(Saved data entries)
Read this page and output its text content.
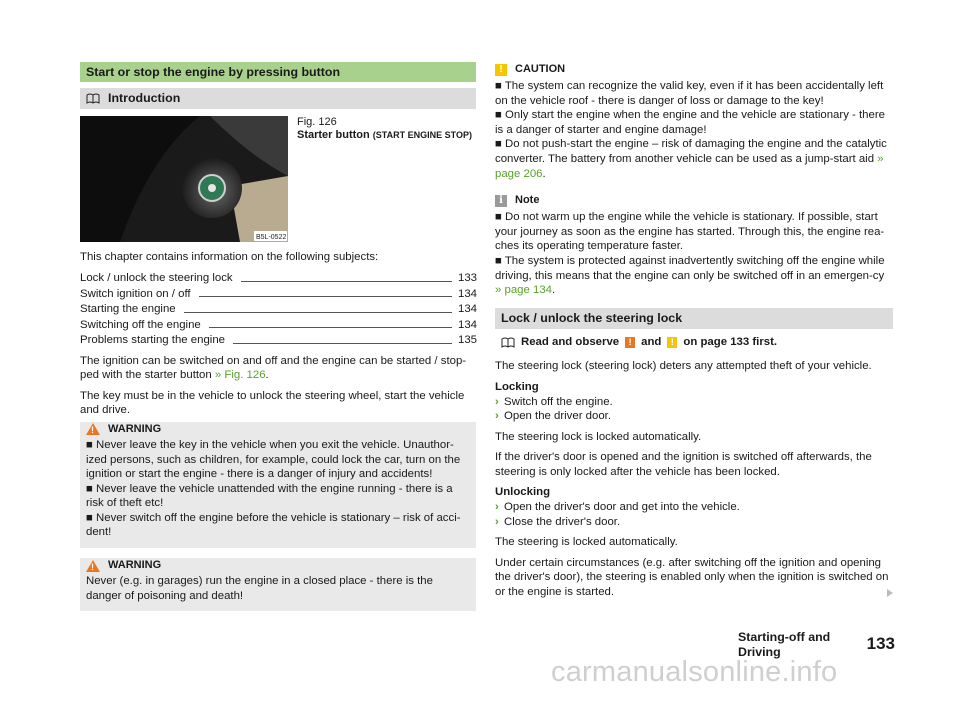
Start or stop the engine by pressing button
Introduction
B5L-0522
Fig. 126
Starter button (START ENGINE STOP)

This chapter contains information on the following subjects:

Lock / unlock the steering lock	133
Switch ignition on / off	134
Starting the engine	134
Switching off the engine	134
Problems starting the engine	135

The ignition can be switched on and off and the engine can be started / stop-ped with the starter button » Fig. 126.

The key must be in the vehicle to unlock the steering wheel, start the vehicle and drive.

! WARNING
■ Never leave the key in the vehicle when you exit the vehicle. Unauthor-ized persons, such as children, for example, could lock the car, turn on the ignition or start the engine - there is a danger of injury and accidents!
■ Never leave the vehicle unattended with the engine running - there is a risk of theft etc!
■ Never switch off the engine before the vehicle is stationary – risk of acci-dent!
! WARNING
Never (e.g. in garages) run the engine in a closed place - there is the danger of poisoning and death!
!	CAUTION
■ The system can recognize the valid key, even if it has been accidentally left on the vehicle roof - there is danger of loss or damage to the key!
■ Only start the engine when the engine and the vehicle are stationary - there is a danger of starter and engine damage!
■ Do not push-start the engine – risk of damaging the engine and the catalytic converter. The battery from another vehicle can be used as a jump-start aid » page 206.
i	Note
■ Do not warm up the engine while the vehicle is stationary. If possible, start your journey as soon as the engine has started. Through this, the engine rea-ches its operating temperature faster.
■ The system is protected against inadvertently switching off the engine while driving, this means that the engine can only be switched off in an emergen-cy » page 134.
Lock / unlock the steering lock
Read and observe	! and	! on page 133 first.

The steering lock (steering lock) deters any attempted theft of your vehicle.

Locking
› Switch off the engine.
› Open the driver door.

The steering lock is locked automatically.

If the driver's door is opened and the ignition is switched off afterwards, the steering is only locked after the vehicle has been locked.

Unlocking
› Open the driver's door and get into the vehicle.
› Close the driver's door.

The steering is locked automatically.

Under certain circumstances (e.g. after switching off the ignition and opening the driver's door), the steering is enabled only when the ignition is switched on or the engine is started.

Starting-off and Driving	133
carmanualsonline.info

...

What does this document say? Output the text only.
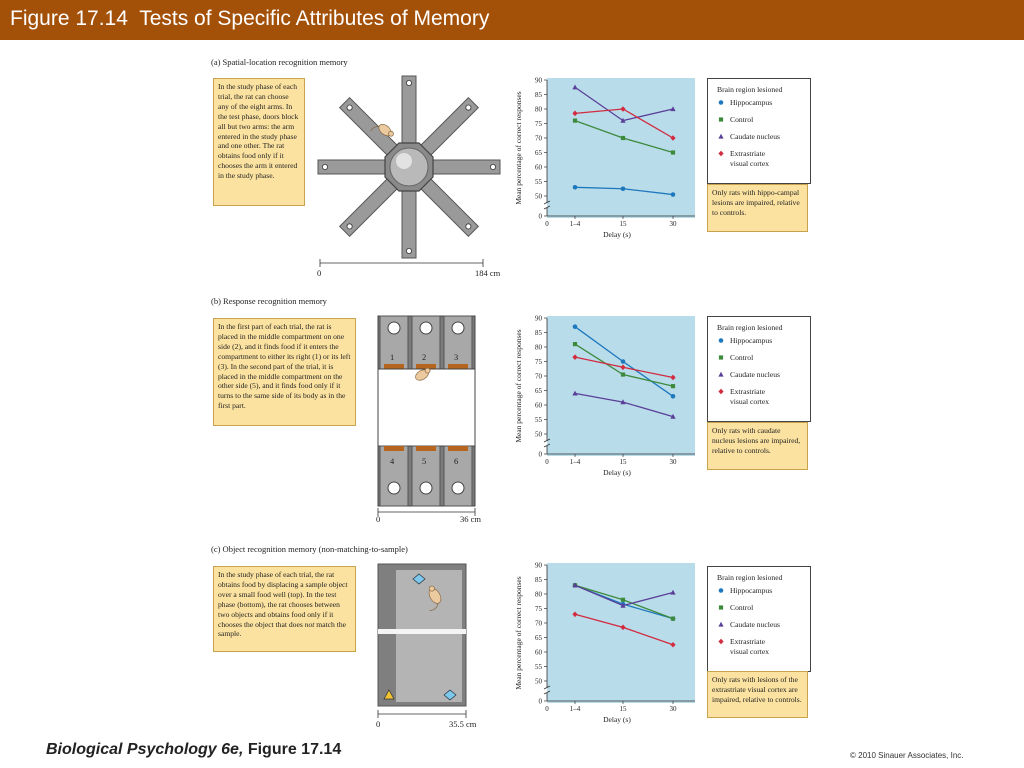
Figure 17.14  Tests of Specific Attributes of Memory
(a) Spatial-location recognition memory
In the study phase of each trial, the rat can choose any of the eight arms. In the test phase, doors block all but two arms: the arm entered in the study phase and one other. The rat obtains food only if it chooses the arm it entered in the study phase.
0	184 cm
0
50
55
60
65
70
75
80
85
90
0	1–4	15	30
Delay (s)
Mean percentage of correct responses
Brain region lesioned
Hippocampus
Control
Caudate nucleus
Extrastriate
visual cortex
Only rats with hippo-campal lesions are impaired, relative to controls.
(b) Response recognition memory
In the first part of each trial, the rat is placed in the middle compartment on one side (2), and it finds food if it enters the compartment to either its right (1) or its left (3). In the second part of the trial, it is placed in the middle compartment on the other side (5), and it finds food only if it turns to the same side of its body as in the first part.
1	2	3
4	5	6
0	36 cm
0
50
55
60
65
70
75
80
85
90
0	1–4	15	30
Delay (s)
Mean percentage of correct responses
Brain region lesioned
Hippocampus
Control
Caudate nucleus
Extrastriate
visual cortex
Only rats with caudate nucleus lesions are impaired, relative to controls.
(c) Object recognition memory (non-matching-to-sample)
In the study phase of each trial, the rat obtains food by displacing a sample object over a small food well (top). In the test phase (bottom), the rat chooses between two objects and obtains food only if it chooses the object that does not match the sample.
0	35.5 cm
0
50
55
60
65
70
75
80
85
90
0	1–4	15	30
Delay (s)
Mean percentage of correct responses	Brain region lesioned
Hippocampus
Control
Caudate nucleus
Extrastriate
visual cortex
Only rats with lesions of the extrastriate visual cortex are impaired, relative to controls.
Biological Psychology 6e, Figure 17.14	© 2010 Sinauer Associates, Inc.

--

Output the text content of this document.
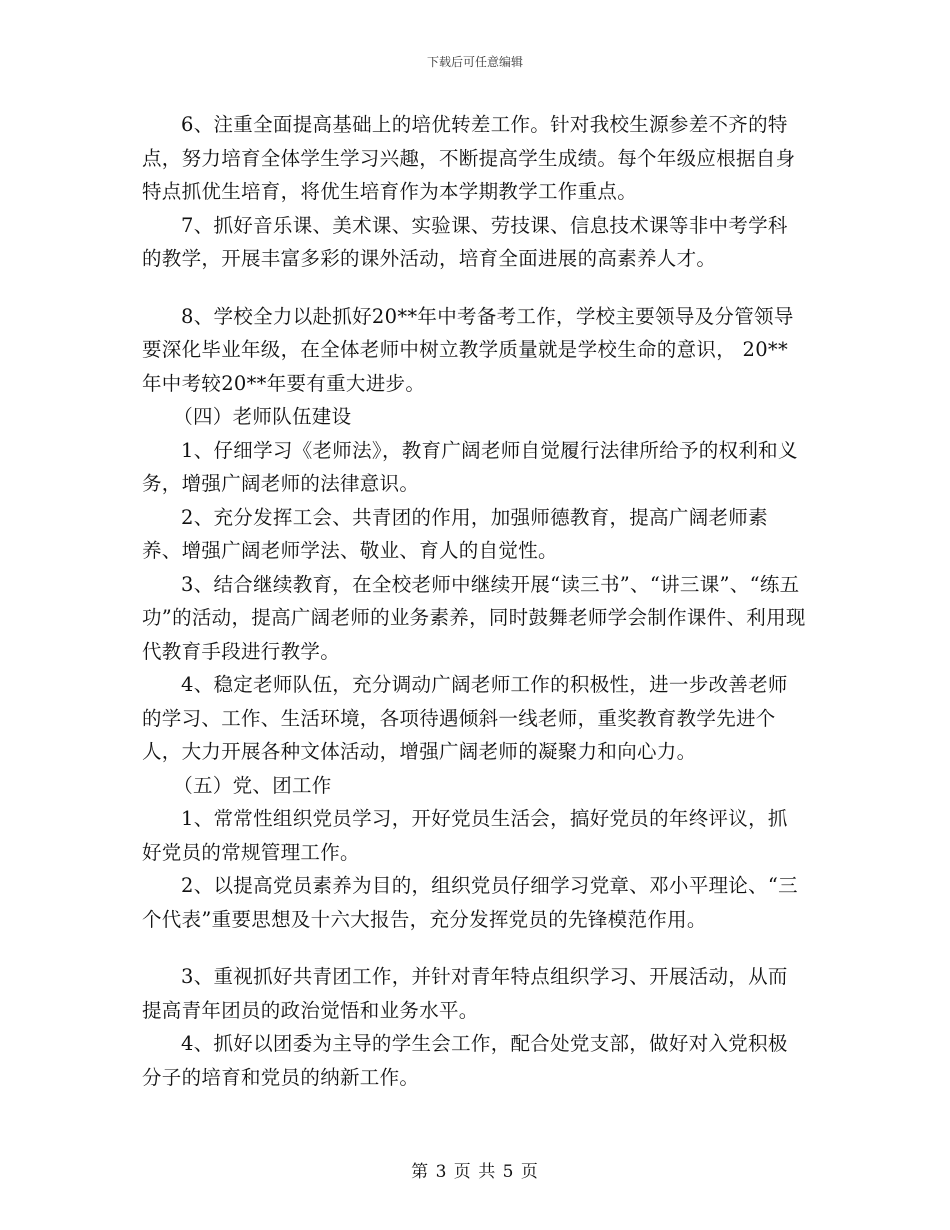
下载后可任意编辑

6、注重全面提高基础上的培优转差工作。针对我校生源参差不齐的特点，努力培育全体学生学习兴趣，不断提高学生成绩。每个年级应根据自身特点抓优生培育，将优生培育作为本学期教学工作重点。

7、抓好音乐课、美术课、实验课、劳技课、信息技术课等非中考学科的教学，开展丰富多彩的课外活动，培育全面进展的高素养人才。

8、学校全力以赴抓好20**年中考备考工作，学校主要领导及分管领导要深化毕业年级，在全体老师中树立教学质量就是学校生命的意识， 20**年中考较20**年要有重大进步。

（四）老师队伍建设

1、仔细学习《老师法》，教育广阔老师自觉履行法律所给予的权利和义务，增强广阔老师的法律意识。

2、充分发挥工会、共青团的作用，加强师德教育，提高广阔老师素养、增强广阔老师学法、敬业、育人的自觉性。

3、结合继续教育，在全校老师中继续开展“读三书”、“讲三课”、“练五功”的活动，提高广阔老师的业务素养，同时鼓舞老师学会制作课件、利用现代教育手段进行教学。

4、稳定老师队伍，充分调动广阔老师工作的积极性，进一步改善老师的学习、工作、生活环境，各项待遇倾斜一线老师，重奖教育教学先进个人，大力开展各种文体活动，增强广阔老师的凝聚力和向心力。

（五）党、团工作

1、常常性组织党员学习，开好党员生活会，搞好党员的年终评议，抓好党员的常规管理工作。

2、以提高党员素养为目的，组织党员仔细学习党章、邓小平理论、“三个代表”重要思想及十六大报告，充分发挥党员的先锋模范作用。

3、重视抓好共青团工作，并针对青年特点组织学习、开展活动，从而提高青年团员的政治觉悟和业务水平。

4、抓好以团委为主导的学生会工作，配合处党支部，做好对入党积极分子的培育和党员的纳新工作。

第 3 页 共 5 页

◆ DESCRIPTION OF THE TASK ◆
Of the lines above, how many include the word "leave"? Reply with the number only.

◆ WRITTEN ANSWER ◆
2